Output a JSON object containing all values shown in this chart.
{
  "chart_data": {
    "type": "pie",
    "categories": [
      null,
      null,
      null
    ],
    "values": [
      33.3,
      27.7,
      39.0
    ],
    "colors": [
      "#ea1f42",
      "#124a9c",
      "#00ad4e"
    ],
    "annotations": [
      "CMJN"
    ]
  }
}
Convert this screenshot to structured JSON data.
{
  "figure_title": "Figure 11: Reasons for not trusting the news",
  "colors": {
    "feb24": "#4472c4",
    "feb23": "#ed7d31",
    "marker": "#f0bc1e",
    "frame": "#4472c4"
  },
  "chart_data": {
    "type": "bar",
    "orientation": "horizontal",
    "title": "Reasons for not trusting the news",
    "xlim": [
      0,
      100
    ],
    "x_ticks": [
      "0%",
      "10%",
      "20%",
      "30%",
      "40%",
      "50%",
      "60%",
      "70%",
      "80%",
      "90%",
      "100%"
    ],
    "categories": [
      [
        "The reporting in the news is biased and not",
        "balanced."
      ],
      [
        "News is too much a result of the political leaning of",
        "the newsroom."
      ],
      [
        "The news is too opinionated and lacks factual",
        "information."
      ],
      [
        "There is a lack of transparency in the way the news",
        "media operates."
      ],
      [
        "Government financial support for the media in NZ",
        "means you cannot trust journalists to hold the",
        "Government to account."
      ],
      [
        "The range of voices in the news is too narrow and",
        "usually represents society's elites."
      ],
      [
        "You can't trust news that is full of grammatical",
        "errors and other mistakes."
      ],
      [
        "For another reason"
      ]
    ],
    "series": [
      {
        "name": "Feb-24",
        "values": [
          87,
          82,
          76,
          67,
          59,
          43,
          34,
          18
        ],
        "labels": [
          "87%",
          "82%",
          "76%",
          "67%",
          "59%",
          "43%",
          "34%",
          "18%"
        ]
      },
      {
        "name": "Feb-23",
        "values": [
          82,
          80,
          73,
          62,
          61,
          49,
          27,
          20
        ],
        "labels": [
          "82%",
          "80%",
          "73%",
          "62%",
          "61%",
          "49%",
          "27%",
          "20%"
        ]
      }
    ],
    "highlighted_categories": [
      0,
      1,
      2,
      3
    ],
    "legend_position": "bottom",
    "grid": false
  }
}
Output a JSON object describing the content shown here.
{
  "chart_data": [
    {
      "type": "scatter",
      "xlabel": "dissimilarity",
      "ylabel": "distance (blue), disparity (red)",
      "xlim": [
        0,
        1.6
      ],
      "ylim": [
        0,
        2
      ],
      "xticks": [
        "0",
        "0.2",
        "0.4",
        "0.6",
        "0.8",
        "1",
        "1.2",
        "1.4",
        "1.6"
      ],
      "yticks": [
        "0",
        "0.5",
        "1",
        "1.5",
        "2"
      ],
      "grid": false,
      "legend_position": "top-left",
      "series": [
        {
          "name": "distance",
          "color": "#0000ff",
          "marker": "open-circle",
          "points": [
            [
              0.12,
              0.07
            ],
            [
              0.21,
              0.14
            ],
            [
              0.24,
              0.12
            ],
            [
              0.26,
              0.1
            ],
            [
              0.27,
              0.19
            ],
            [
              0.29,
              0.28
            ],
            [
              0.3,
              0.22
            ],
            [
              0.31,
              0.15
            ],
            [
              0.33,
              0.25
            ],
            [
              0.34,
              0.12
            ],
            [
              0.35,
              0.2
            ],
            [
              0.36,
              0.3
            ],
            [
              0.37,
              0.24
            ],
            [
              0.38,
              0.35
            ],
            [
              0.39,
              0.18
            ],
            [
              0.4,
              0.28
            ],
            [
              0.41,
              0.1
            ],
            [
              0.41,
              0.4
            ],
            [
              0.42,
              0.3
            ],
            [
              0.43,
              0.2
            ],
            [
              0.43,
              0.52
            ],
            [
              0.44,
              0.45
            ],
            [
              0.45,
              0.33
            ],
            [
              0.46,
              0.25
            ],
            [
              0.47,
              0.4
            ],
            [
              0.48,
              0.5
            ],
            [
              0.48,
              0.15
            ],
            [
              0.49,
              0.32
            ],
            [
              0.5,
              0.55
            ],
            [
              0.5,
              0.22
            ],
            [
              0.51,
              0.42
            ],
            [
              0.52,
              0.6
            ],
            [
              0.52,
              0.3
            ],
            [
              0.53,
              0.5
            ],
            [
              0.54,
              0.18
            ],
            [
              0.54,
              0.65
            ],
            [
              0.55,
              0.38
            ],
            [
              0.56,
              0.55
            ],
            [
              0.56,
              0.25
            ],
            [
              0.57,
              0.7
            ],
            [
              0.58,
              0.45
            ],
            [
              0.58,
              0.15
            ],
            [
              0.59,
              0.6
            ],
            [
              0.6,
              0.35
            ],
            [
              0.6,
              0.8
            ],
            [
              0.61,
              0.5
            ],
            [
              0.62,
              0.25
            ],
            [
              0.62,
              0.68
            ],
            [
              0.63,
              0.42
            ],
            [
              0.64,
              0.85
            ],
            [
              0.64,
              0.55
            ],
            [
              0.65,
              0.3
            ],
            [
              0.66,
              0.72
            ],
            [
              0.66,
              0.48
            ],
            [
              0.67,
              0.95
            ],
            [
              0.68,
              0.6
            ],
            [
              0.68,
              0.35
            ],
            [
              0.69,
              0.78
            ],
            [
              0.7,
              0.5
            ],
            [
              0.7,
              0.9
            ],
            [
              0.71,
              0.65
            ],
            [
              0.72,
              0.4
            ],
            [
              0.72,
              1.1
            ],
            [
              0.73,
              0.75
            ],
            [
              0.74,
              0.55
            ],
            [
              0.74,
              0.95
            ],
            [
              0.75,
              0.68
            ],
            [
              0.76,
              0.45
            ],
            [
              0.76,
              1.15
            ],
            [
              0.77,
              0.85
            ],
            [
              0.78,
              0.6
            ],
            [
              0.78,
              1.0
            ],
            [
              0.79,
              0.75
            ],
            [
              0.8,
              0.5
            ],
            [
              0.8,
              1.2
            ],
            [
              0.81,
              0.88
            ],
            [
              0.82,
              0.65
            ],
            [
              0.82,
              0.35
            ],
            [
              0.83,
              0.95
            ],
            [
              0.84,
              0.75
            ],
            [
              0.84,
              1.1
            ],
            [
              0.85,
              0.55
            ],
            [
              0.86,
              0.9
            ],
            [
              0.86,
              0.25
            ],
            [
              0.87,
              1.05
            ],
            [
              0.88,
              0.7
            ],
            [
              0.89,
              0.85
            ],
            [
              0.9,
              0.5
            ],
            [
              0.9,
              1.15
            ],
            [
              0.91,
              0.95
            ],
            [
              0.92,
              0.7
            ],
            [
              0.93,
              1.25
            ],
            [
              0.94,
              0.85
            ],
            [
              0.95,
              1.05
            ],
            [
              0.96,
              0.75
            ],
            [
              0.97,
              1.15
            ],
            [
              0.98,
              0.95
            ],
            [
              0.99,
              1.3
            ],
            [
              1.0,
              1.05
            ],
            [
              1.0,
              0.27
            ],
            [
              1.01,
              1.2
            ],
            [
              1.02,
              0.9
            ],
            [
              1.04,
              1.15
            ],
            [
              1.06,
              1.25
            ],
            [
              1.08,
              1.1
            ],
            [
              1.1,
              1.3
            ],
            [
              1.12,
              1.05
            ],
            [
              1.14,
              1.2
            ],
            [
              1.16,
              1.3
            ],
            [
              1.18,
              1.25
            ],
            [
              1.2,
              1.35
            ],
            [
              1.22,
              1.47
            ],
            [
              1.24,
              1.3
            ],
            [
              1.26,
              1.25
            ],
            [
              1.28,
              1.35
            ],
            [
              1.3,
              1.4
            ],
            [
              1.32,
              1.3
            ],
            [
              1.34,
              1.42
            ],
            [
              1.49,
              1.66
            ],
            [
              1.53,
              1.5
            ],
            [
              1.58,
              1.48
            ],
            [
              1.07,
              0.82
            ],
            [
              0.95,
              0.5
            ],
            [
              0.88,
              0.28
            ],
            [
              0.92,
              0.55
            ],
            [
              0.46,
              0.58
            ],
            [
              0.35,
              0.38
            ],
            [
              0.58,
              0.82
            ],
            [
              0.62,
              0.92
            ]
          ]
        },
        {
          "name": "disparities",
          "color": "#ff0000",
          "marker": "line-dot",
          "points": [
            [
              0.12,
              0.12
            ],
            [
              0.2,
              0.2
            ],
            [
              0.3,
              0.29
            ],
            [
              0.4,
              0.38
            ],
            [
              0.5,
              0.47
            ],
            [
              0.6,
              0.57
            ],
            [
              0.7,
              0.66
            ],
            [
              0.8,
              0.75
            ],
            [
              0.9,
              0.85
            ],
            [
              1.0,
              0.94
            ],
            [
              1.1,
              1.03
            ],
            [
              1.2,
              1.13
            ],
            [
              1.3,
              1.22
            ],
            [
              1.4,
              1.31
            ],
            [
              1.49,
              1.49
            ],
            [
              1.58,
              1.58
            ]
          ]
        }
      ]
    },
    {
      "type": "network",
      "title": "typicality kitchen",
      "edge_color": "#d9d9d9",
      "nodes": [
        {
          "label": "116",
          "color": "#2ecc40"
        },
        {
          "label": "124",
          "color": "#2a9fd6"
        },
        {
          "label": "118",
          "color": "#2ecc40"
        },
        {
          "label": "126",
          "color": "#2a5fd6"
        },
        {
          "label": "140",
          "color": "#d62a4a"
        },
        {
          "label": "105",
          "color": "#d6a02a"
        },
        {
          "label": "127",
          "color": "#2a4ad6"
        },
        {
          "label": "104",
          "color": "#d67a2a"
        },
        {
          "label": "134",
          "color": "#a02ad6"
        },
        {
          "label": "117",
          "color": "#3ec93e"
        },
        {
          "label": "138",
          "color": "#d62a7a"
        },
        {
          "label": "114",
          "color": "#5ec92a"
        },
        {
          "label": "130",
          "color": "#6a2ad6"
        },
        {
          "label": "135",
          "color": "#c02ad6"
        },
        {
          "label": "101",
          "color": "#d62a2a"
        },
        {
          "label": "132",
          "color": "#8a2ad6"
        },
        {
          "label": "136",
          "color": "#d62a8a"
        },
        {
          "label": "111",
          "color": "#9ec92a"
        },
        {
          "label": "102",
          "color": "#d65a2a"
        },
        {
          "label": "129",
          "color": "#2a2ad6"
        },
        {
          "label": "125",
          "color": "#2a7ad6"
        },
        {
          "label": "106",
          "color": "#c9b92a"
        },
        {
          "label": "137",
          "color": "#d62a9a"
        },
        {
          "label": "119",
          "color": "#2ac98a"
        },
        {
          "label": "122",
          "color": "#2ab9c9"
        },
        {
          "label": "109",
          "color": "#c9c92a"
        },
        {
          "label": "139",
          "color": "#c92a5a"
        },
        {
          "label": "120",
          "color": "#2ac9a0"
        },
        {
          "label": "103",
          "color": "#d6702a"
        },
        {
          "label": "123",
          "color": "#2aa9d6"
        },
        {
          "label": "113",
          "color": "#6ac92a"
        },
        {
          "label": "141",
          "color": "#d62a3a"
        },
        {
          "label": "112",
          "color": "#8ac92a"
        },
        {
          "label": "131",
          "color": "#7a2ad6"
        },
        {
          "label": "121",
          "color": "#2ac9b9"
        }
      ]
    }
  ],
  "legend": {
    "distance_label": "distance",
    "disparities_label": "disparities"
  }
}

**Task instructions**
Lines that hold "this" are the ones to copy; find all of them.

**Full answer**
Output a JSON object containing all values shown in this chart.
Convert this screenshot to structured JSON data.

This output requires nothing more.